▶ [INFORMATION SUPPLIED]

□ □ □ □

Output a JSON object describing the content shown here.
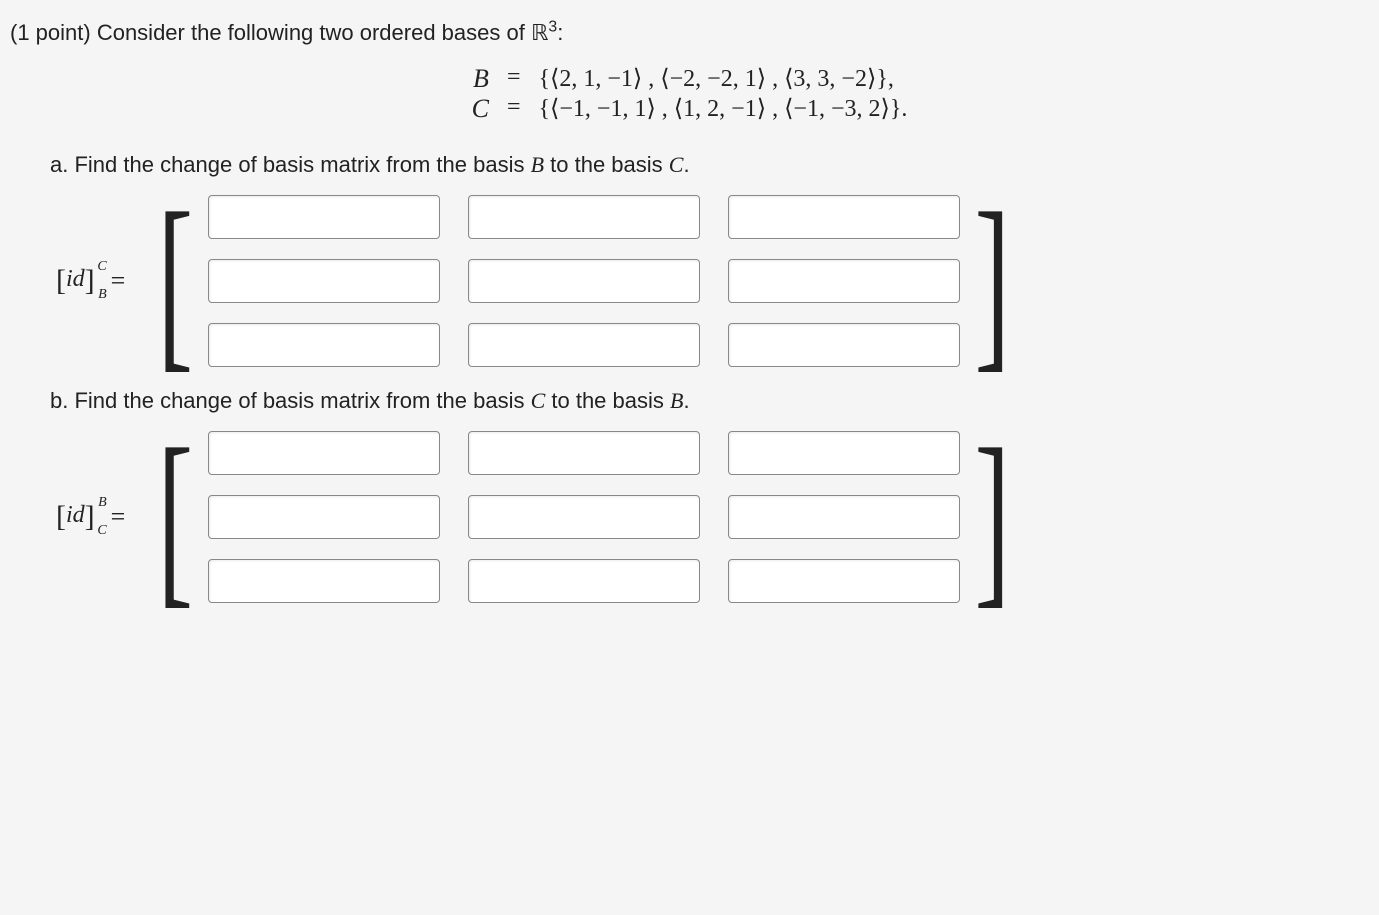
{
  "problem": {
    "points_prefix": "(1 point) ",
    "intro_text": "Consider the following two ordered bases of ",
    "space_symbol": "ℝ",
    "space_exponent": "3",
    "colon": ":"
  },
  "bases": {
    "B": {
      "symbol": "B",
      "eq": "=",
      "value": "{⟨2, 1, −1⟩ , ⟨−2, −2, 1⟩ , ⟨3, 3, −2⟩},"
    },
    "C": {
      "symbol": "C",
      "eq": "=",
      "value": "{⟨−1, −1, 1⟩ , ⟨1, 2, −1⟩ , ⟨−1, −3, 2⟩}."
    }
  },
  "parts": {
    "a": {
      "prefix": "a. ",
      "text_before": "Find the change of basis matrix from the basis ",
      "from_sym": "B",
      "text_mid": " to the basis ",
      "to_sym": "C",
      "text_after": ".",
      "label_id": "id",
      "label_sup": "C",
      "label_sub": "B",
      "eq": "="
    },
    "b": {
      "prefix": "b. ",
      "text_before": "Find the change of basis matrix from the basis ",
      "from_sym": "C",
      "text_mid": " to the basis ",
      "to_sym": "B",
      "text_after": ".",
      "label_id": "id",
      "label_sup": "B",
      "label_sub": "C",
      "eq": "="
    }
  },
  "brackets": {
    "left": "[",
    "right": "]"
  },
  "matrix_a": [
    [
      "",
      "",
      ""
    ],
    [
      "",
      "",
      ""
    ],
    [
      "",
      "",
      ""
    ]
  ],
  "matrix_b": [
    [
      "",
      "",
      ""
    ],
    [
      "",
      "",
      ""
    ],
    [
      "",
      "",
      ""
    ]
  ]
}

□ □ □ □

▶ [TO BE DONE]
Transcribe the records above exactly, leaving out every picture.

▶ [FINAL ANSWER]
Output a JSON object describing the content shown here.
{
  "problem": {
    "points_prefix": "(1 point) ",
    "intro_text": "Consider the following two ordered bases of ",
    "space_symbol": "ℝ",
    "space_exponent": "3",
    "colon": ":"
  },
  "bases": {
    "B": {
      "symbol": "B",
      "eq": "=",
      "value": "{⟨2, 1, −1⟩ , ⟨−2, −2, 1⟩ , ⟨3, 3, −2⟩},"
    },
    "C": {
      "symbol": "C",
      "eq": "=",
      "value": "{⟨−1, −1, 1⟩ , ⟨1, 2, −1⟩ , ⟨−1, −3, 2⟩}."
    }
  },
  "parts": {
    "a": {
      "prefix": "a. ",
      "text_before": "Find the change of basis matrix from the basis ",
      "from_sym": "B",
      "text_mid": " to the basis ",
      "to_sym": "C",
      "text_after": ".",
      "label_id": "id",
      "label_sup": "C",
      "label_sub": "B",
      "eq": "="
    },
    "b": {
      "prefix": "b. ",
      "text_before": "Find the change of basis matrix from the basis ",
      "from_sym": "C",
      "text_mid": " to the basis ",
      "to_sym": "B",
      "text_after": ".",
      "label_id": "id",
      "label_sup": "B",
      "label_sub": "C",
      "eq": "="
    }
  },
  "brackets": {
    "left": "[",
    "right": "]"
  },
  "matrix_a": [
    [
      "",
      "",
      ""
    ],
    [
      "",
      "",
      ""
    ],
    [
      "",
      "",
      ""
    ]
  ],
  "matrix_b": [
    [
      "",
      "",
      ""
    ],
    [
      "",
      "",
      ""
    ],
    [
      "",
      "",
      ""
    ]
  ]
}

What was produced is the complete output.